TASK GOAL >> Please copy the listing below word for word.
start RECORDS TO PROCESS
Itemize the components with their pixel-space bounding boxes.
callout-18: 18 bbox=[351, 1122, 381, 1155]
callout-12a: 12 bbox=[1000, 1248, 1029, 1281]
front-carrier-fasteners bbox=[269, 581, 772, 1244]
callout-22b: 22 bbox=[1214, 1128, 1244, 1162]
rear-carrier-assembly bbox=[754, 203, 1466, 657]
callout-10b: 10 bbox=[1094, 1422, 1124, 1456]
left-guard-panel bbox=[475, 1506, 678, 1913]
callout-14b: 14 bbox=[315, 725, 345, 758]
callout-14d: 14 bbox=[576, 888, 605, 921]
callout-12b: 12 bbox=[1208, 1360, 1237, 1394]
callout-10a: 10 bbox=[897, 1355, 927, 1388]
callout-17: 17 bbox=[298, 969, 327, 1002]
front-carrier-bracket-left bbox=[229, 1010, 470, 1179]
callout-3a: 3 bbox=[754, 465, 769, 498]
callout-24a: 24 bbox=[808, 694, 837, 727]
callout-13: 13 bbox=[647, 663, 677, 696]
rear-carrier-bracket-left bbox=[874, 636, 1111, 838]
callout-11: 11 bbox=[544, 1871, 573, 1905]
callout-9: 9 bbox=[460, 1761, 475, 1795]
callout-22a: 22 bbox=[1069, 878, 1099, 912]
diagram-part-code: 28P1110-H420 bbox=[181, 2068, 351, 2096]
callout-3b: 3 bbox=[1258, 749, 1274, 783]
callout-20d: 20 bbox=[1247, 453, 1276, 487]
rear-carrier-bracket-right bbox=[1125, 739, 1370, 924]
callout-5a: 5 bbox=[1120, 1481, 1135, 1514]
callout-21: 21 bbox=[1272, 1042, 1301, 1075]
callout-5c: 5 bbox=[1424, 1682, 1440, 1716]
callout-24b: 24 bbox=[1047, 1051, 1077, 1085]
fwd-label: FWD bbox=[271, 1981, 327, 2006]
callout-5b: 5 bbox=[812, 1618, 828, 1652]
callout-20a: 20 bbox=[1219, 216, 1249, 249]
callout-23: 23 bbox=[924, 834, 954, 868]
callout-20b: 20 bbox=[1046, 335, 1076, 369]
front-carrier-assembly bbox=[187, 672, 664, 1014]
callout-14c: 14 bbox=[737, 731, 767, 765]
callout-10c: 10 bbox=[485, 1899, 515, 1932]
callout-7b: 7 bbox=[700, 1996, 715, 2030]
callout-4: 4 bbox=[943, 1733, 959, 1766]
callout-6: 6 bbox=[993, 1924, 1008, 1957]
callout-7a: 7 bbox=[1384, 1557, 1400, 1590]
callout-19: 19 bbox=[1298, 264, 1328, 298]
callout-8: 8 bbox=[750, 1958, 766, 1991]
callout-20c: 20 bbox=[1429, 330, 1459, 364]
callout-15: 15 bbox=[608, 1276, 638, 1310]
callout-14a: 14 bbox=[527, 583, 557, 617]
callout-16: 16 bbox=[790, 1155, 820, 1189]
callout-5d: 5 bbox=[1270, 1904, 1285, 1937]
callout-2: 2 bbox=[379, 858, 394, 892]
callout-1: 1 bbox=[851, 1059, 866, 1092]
end RECORDS TO PROCESS
COMPLETE RESPONSE >>
Itemize the components with their pixel-space bounding boxes.
callout-18: 18 bbox=[351, 1122, 381, 1155]
callout-12a: 12 bbox=[1000, 1248, 1029, 1281]
front-carrier-fasteners bbox=[269, 581, 772, 1244]
callout-22b: 22 bbox=[1214, 1128, 1244, 1162]
rear-carrier-assembly bbox=[754, 203, 1466, 657]
callout-10b: 10 bbox=[1094, 1422, 1124, 1456]
left-guard-panel bbox=[475, 1506, 678, 1913]
callout-14b: 14 bbox=[315, 725, 345, 758]
callout-14d: 14 bbox=[576, 888, 605, 921]
callout-12b: 12 bbox=[1208, 1360, 1237, 1394]
callout-10a: 10 bbox=[897, 1355, 927, 1388]
callout-17: 17 bbox=[298, 969, 327, 1002]
front-carrier-bracket-left bbox=[229, 1010, 470, 1179]
callout-3a: 3 bbox=[754, 465, 769, 498]
callout-24a: 24 bbox=[808, 694, 837, 727]
callout-13: 13 bbox=[647, 663, 677, 696]
rear-carrier-bracket-left bbox=[874, 636, 1111, 838]
callout-11: 11 bbox=[544, 1871, 573, 1905]
callout-9: 9 bbox=[460, 1761, 475, 1795]
callout-22a: 22 bbox=[1069, 878, 1099, 912]
diagram-part-code: 28P1110-H420 bbox=[181, 2068, 351, 2096]
callout-3b: 3 bbox=[1258, 749, 1274, 783]
callout-20d: 20 bbox=[1247, 453, 1276, 487]
rear-carrier-bracket-right bbox=[1125, 739, 1370, 924]
callout-5a: 5 bbox=[1120, 1481, 1135, 1514]
callout-21: 21 bbox=[1272, 1042, 1301, 1075]
callout-5c: 5 bbox=[1424, 1682, 1440, 1716]
callout-24b: 24 bbox=[1047, 1051, 1077, 1085]
fwd-label: FWD bbox=[271, 1981, 327, 2006]
callout-5b: 5 bbox=[812, 1618, 828, 1652]
callout-20a: 20 bbox=[1219, 216, 1249, 249]
callout-23: 23 bbox=[924, 834, 954, 868]
callout-20b: 20 bbox=[1046, 335, 1076, 369]
front-carrier-assembly bbox=[187, 672, 664, 1014]
callout-14c: 14 bbox=[737, 731, 767, 765]
callout-10c: 10 bbox=[485, 1899, 515, 1932]
callout-7b: 7 bbox=[700, 1996, 715, 2030]
callout-4: 4 bbox=[943, 1733, 959, 1766]
callout-6: 6 bbox=[993, 1924, 1008, 1957]
callout-7a: 7 bbox=[1384, 1557, 1400, 1590]
callout-19: 19 bbox=[1298, 264, 1328, 298]
callout-8: 8 bbox=[750, 1958, 766, 1991]
callout-20c: 20 bbox=[1429, 330, 1459, 364]
callout-15: 15 bbox=[608, 1276, 638, 1310]
callout-14a: 14 bbox=[527, 583, 557, 617]
callout-16: 16 bbox=[790, 1155, 820, 1189]
callout-5d: 5 bbox=[1270, 1904, 1285, 1937]
callout-2: 2 bbox=[379, 858, 394, 892]
callout-1: 1 bbox=[851, 1059, 866, 1092]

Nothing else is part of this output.